● AIM OF THE EXERCISE:
Without the images, print all the entries below exactly as given.

● GIVEN DATA:
↓

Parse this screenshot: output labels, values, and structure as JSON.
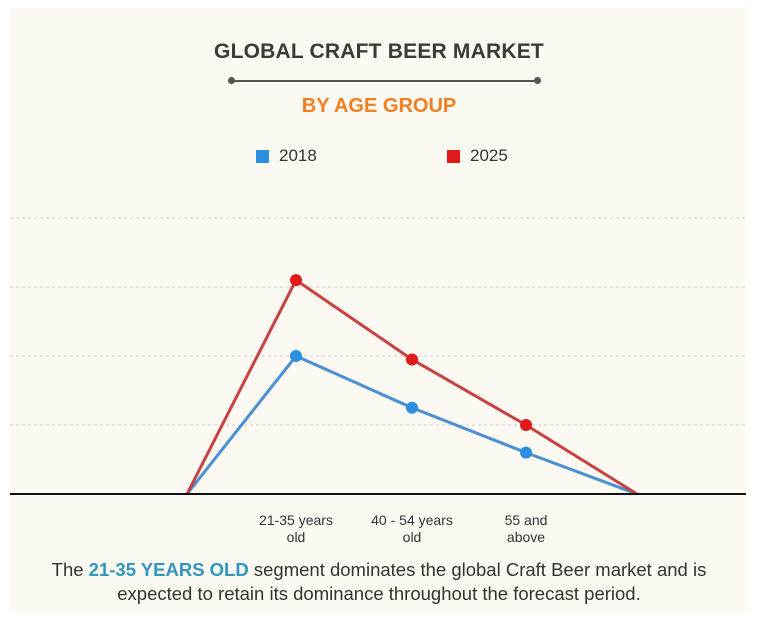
{
  "header": {
    "title": "GLOBAL CRAFT BEER MARKET",
    "subtitle": "BY AGE GROUP"
  },
  "legend": [
    {
      "label": "2018",
      "color": "#2e8fe0"
    },
    {
      "label": "2025",
      "color": "#e0191b"
    }
  ],
  "chart_data": {
    "type": "line",
    "title": "GLOBAL CRAFT BEER MARKET",
    "subtitle": "BY AGE GROUP",
    "categories": [
      "",
      "21-35 years old",
      "40 - 54 years old",
      "55 and above",
      ""
    ],
    "tick_lines": [
      [
        "21-35 years",
        "old"
      ],
      [
        "40 - 54 years",
        "old"
      ],
      [
        "55 and",
        "above"
      ]
    ],
    "series": [
      {
        "name": "2018",
        "color": "#4a8fd4",
        "marker": "#2e8fe0",
        "values": [
          0,
          2.0,
          1.25,
          0.6,
          0
        ]
      },
      {
        "name": "2025",
        "color": "#c94040",
        "marker": "#e0191b",
        "values": [
          0,
          3.1,
          1.95,
          1.0,
          0
        ]
      }
    ],
    "ylim": [
      0,
      4
    ],
    "grid": true,
    "legend_position": "top",
    "xlabel": "",
    "ylabel": ""
  },
  "caption": {
    "before": "The ",
    "highlight": "21-35 YEARS OLD",
    "after": " segment dominates the global Craft Beer market and is expected to retain its dominance throughout the forecast period."
  }
}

↑

● ANSWER TO THE EXERCISE:
Parse this screenshot: output labels, values, and structure as JSON.
{
  "header": {
    "title": "GLOBAL CRAFT BEER MARKET",
    "subtitle": "BY AGE GROUP"
  },
  "legend": [
    {
      "label": "2018",
      "color": "#2e8fe0"
    },
    {
      "label": "2025",
      "color": "#e0191b"
    }
  ],
  "chart_data": {
    "type": "line",
    "title": "GLOBAL CRAFT BEER MARKET",
    "subtitle": "BY AGE GROUP",
    "categories": [
      "",
      "21-35 years old",
      "40 - 54 years old",
      "55 and above",
      ""
    ],
    "tick_lines": [
      [
        "21-35 years",
        "old"
      ],
      [
        "40 - 54 years",
        "old"
      ],
      [
        "55 and",
        "above"
      ]
    ],
    "series": [
      {
        "name": "2018",
        "color": "#4a8fd4",
        "marker": "#2e8fe0",
        "values": [
          0,
          2.0,
          1.25,
          0.6,
          0
        ]
      },
      {
        "name": "2025",
        "color": "#c94040",
        "marker": "#e0191b",
        "values": [
          0,
          3.1,
          1.95,
          1.0,
          0
        ]
      }
    ],
    "ylim": [
      0,
      4
    ],
    "grid": true,
    "legend_position": "top",
    "xlabel": "",
    "ylabel": ""
  },
  "caption": {
    "before": "The ",
    "highlight": "21-35 YEARS OLD",
    "after": " segment dominates the global Craft Beer market and is expected to retain its dominance throughout the forecast period."
  }
}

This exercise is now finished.